■ **Task inputs**:
§ §

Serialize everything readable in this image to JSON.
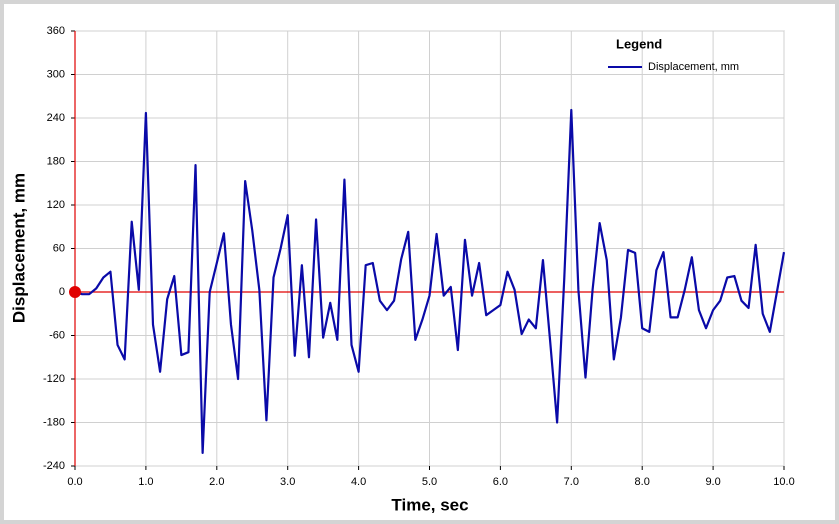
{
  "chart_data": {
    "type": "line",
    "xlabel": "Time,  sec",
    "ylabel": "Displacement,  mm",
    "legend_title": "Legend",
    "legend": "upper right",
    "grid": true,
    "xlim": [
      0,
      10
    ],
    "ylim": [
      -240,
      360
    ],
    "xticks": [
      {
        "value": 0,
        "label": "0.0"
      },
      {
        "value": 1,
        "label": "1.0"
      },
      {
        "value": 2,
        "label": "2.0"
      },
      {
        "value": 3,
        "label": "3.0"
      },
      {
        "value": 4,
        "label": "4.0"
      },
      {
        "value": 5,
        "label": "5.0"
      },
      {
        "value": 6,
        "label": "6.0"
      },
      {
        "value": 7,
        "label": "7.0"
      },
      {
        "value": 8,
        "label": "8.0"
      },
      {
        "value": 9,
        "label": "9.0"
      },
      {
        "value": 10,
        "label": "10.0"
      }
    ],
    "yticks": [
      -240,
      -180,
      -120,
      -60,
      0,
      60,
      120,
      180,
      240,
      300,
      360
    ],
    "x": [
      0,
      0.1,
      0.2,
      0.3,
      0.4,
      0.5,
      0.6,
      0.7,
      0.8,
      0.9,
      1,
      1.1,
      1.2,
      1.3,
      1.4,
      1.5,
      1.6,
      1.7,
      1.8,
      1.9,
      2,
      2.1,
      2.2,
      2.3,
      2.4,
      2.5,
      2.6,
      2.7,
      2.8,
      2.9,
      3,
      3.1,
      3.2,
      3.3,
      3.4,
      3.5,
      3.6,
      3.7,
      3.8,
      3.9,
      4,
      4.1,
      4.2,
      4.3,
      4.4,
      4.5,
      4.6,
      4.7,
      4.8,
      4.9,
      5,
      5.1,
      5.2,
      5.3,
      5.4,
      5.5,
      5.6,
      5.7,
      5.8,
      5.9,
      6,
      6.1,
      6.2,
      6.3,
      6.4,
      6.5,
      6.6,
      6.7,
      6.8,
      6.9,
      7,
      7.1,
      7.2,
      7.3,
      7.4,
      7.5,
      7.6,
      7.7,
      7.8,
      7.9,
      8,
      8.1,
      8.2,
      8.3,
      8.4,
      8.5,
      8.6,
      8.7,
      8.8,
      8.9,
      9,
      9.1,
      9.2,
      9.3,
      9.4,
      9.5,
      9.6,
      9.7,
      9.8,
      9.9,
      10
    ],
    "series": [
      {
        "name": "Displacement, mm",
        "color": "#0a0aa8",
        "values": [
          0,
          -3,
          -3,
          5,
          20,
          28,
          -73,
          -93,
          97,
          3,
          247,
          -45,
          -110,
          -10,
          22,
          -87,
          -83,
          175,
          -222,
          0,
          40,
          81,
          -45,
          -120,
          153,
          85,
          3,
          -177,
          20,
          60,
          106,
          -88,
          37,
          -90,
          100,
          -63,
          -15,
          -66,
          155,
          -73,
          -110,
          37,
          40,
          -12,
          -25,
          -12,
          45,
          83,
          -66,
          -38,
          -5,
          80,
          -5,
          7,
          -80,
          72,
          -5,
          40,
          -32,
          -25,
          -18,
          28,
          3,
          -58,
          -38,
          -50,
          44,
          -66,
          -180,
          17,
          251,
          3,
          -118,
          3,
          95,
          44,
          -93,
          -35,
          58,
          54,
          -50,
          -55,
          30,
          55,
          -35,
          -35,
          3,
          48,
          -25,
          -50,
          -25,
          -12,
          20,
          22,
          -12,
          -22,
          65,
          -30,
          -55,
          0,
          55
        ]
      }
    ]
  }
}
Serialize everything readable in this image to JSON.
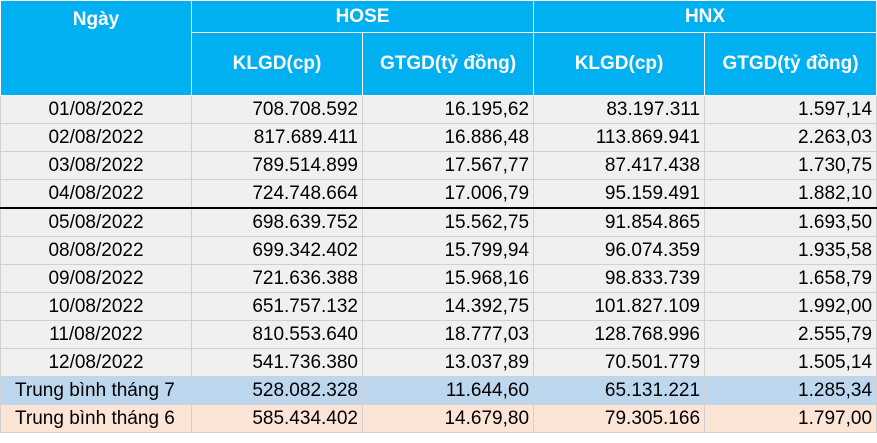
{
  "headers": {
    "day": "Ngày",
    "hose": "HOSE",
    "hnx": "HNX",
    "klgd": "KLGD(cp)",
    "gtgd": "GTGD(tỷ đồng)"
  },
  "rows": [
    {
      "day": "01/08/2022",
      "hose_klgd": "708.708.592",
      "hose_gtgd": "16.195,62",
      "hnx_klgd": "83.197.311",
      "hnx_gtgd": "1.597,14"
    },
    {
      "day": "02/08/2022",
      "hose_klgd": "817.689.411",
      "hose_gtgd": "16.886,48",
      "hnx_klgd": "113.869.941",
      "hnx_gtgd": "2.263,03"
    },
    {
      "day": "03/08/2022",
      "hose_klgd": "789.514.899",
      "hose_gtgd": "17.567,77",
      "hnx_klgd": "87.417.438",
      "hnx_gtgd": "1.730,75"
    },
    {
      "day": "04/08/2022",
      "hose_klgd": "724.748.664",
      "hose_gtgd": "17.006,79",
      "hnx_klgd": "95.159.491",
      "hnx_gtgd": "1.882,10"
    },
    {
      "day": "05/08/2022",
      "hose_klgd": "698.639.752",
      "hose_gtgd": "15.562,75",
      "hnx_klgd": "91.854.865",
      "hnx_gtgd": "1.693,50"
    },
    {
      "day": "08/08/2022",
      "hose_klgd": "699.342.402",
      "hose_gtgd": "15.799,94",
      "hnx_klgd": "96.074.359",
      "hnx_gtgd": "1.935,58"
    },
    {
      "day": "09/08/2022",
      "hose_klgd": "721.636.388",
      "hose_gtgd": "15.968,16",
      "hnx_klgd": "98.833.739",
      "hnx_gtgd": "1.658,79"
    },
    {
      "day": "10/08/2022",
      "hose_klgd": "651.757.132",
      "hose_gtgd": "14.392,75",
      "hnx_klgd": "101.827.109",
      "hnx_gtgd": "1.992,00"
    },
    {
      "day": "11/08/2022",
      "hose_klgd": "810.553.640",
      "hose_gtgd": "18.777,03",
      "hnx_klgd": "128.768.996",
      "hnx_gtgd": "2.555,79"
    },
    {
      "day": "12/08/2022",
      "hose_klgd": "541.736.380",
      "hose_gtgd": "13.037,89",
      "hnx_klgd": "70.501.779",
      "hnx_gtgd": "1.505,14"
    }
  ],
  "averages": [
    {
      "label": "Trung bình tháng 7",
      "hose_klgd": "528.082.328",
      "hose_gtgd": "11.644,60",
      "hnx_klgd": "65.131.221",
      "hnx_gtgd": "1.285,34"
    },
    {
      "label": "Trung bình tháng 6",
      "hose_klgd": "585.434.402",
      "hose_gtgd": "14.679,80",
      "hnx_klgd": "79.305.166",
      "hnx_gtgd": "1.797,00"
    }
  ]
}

§ §

■ **Stated problem**:
Leave the pictures out and reproduce each record exactly as written.

■ **Exercise response**:
Serialize everything readable in this image to JSON.
{
  "chart_data": {
    "type": "line",
    "xlabel": "Time,  sec",
    "ylabel": "Displacement,  mm",
    "legend_title": "Legend",
    "legend": "upper right",
    "grid": true,
    "xlim": [
      0,
      10
    ],
    "ylim": [
      -240,
      360
    ],
    "xticks": [
      {
        "value": 0,
        "label": "0.0"
      },
      {
        "value": 1,
        "label": "1.0"
      },
      {
        "value": 2,
        "label": "2.0"
      },
      {
        "value": 3,
        "label": "3.0"
      },
      {
        "value": 4,
        "label": "4.0"
      },
      {
        "value": 5,
        "label": "5.0"
      },
      {
        "value": 6,
        "label": "6.0"
      },
      {
        "value": 7,
        "label": "7.0"
      },
      {
        "value": 8,
        "label": "8.0"
      },
      {
        "value": 9,
        "label": "9.0"
      },
      {
        "value": 10,
        "label": "10.0"
      }
    ],
    "yticks": [
      -240,
      -180,
      -120,
      -60,
      0,
      60,
      120,
      180,
      240,
      300,
      360
    ],
    "x": [
      0,
      0.1,
      0.2,
      0.3,
      0.4,
      0.5,
      0.6,
      0.7,
      0.8,
      0.9,
      1,
      1.1,
      1.2,
      1.3,
      1.4,
      1.5,
      1.6,
      1.7,
      1.8,
      1.9,
      2,
      2.1,
      2.2,
      2.3,
      2.4,
      2.5,
      2.6,
      2.7,
      2.8,
      2.9,
      3,
      3.1,
      3.2,
      3.3,
      3.4,
      3.5,
      3.6,
      3.7,
      3.8,
      3.9,
      4,
      4.1,
      4.2,
      4.3,
      4.4,
      4.5,
      4.6,
      4.7,
      4.8,
      4.9,
      5,
      5.1,
      5.2,
      5.3,
      5.4,
      5.5,
      5.6,
      5.7,
      5.8,
      5.9,
      6,
      6.1,
      6.2,
      6.3,
      6.4,
      6.5,
      6.6,
      6.7,
      6.8,
      6.9,
      7,
      7.1,
      7.2,
      7.3,
      7.4,
      7.5,
      7.6,
      7.7,
      7.8,
      7.9,
      8,
      8.1,
      8.2,
      8.3,
      8.4,
      8.5,
      8.6,
      8.7,
      8.8,
      8.9,
      9,
      9.1,
      9.2,
      9.3,
      9.4,
      9.5,
      9.6,
      9.7,
      9.8,
      9.9,
      10
    ],
    "series": [
      {
        "name": "Displacement, mm",
        "color": "#0a0aa8",
        "values": [
          0,
          -3,
          -3,
          5,
          20,
          28,
          -73,
          -93,
          97,
          3,
          247,
          -45,
          -110,
          -10,
          22,
          -87,
          -83,
          175,
          -222,
          0,
          40,
          81,
          -45,
          -120,
          153,
          85,
          3,
          -177,
          20,
          60,
          106,
          -88,
          37,
          -90,
          100,
          -63,
          -15,
          -66,
          155,
          -73,
          -110,
          37,
          40,
          -12,
          -25,
          -12,
          45,
          83,
          -66,
          -38,
          -5,
          80,
          -5,
          7,
          -80,
          72,
          -5,
          40,
          -32,
          -25,
          -18,
          28,
          3,
          -58,
          -38,
          -50,
          44,
          -66,
          -180,
          17,
          251,
          3,
          -118,
          3,
          95,
          44,
          -93,
          -35,
          58,
          54,
          -50,
          -55,
          30,
          55,
          -35,
          -35,
          3,
          48,
          -25,
          -50,
          -25,
          -12,
          20,
          22,
          -12,
          -22,
          65,
          -30,
          -55,
          0,
          55
        ]
      }
    ]
  }
}
Serialize everything readable in this image to JSON.
{
  "headers": {
    "day": "Ngày",
    "hose": "HOSE",
    "hnx": "HNX",
    "klgd": "KLGD(cp)",
    "gtgd": "GTGD(tỷ đồng)"
  },
  "rows": [
    {
      "day": "01/08/2022",
      "hose_klgd": "708.708.592",
      "hose_gtgd": "16.195,62",
      "hnx_klgd": "83.197.311",
      "hnx_gtgd": "1.597,14"
    },
    {
      "day": "02/08/2022",
      "hose_klgd": "817.689.411",
      "hose_gtgd": "16.886,48",
      "hnx_klgd": "113.869.941",
      "hnx_gtgd": "2.263,03"
    },
    {
      "day": "03/08/2022",
      "hose_klgd": "789.514.899",
      "hose_gtgd": "17.567,77",
      "hnx_klgd": "87.417.438",
      "hnx_gtgd": "1.730,75"
    },
    {
      "day": "04/08/2022",
      "hose_klgd": "724.748.664",
      "hose_gtgd": "17.006,79",
      "hnx_klgd": "95.159.491",
      "hnx_gtgd": "1.882,10"
    },
    {
      "day": "05/08/2022",
      "hose_klgd": "698.639.752",
      "hose_gtgd": "15.562,75",
      "hnx_klgd": "91.854.865",
      "hnx_gtgd": "1.693,50"
    },
    {
      "day": "08/08/2022",
      "hose_klgd": "699.342.402",
      "hose_gtgd": "15.799,94",
      "hnx_klgd": "96.074.359",
      "hnx_gtgd": "1.935,58"
    },
    {
      "day": "09/08/2022",
      "hose_klgd": "721.636.388",
      "hose_gtgd": "15.968,16",
      "hnx_klgd": "98.833.739",
      "hnx_gtgd": "1.658,79"
    },
    {
      "day": "10/08/2022",
      "hose_klgd": "651.757.132",
      "hose_gtgd": "14.392,75",
      "hnx_klgd": "101.827.109",
      "hnx_gtgd": "1.992,00"
    },
    {
      "day": "11/08/2022",
      "hose_klgd": "810.553.640",
      "hose_gtgd": "18.777,03",
      "hnx_klgd": "128.768.996",
      "hnx_gtgd": "2.555,79"
    },
    {
      "day": "12/08/2022",
      "hose_klgd": "541.736.380",
      "hose_gtgd": "13.037,89",
      "hnx_klgd": "70.501.779",
      "hnx_gtgd": "1.505,14"
    }
  ],
  "averages": [
    {
      "label": "Trung bình tháng 7",
      "hose_klgd": "528.082.328",
      "hose_gtgd": "11.644,60",
      "hnx_klgd": "65.131.221",
      "hnx_gtgd": "1.285,34"
    },
    {
      "label": "Trung bình tháng 6",
      "hose_klgd": "585.434.402",
      "hose_gtgd": "14.679,80",
      "hnx_klgd": "79.305.166",
      "hnx_gtgd": "1.797,00"
    }
  ]
}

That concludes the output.